> [Instruction]
Every line that contains the word "Choose" should be copied.

> [Record excerpts]
***
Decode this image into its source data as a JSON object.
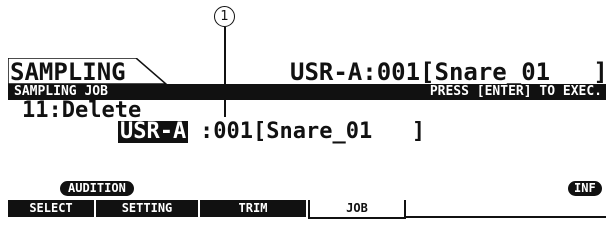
{
  "callout": {
    "number": "1"
  },
  "header": {
    "title": "SAMPLING",
    "voice_ref": "USR-A:001[Snare_01   ]"
  },
  "subheader": {
    "left": "SAMPLING JOB",
    "right": "PRESS [ENTER] TO EXEC."
  },
  "job": {
    "label": "11:Delete",
    "bank": "USR-A",
    "target": ":001[Snare_01   ]"
  },
  "buttons": {
    "audition": "AUDITION",
    "inf": "INF"
  },
  "tabs": [
    "SELECT",
    "SETTING",
    "TRIM",
    "JOB"
  ]
}
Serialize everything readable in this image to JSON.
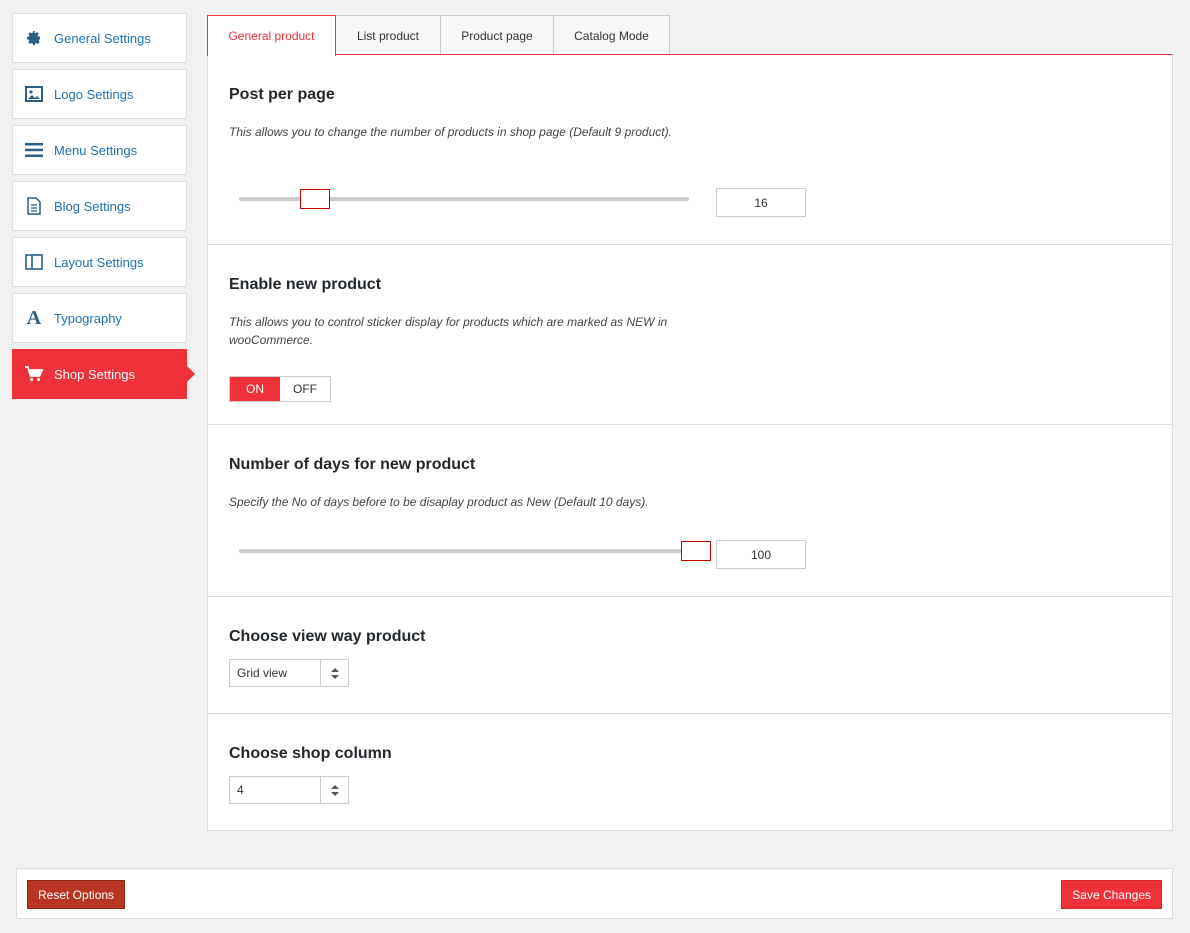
{
  "sidebar": {
    "items": [
      {
        "label": "General Settings",
        "icon": "gear-icon"
      },
      {
        "label": "Logo Settings",
        "icon": "image-icon"
      },
      {
        "label": "Menu Settings",
        "icon": "menu-icon"
      },
      {
        "label": "Blog Settings",
        "icon": "document-icon"
      },
      {
        "label": "Layout Settings",
        "icon": "layout-icon"
      },
      {
        "label": "Typography",
        "icon": "typography-icon"
      },
      {
        "label": "Shop Settings",
        "icon": "cart-icon",
        "active": true
      }
    ]
  },
  "tabs": [
    {
      "label": "General product",
      "active": true
    },
    {
      "label": "List product"
    },
    {
      "label": "Product page"
    },
    {
      "label": "Catalog Mode"
    }
  ],
  "sections": {
    "post_per_page": {
      "title": "Post per page",
      "desc": "This allows you to change the number of products in shop page (Default 9 product).",
      "value": "16"
    },
    "enable_new": {
      "title": "Enable new product",
      "desc": "This allows you to control sticker display for products which are marked as NEW in wooCommerce.",
      "on_label": "ON",
      "off_label": "OFF",
      "state": "on"
    },
    "days_new": {
      "title": "Number of days for new product",
      "desc": "Specify the No of days before to be disaplay product as New (Default 10 days).",
      "value": "100"
    },
    "view_way": {
      "title": "Choose view way product",
      "selected": "Grid view"
    },
    "shop_column": {
      "title": "Choose shop column",
      "selected": "4"
    }
  },
  "footer": {
    "reset_label": "Reset Options",
    "save_label": "Save Changes"
  },
  "colors": {
    "accent": "#ef3139",
    "reset": "#b83524",
    "link": "#2271b1"
  }
}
***
> [Task solution]
      "title": "Choose view way product",
      "title": "Choose shop column",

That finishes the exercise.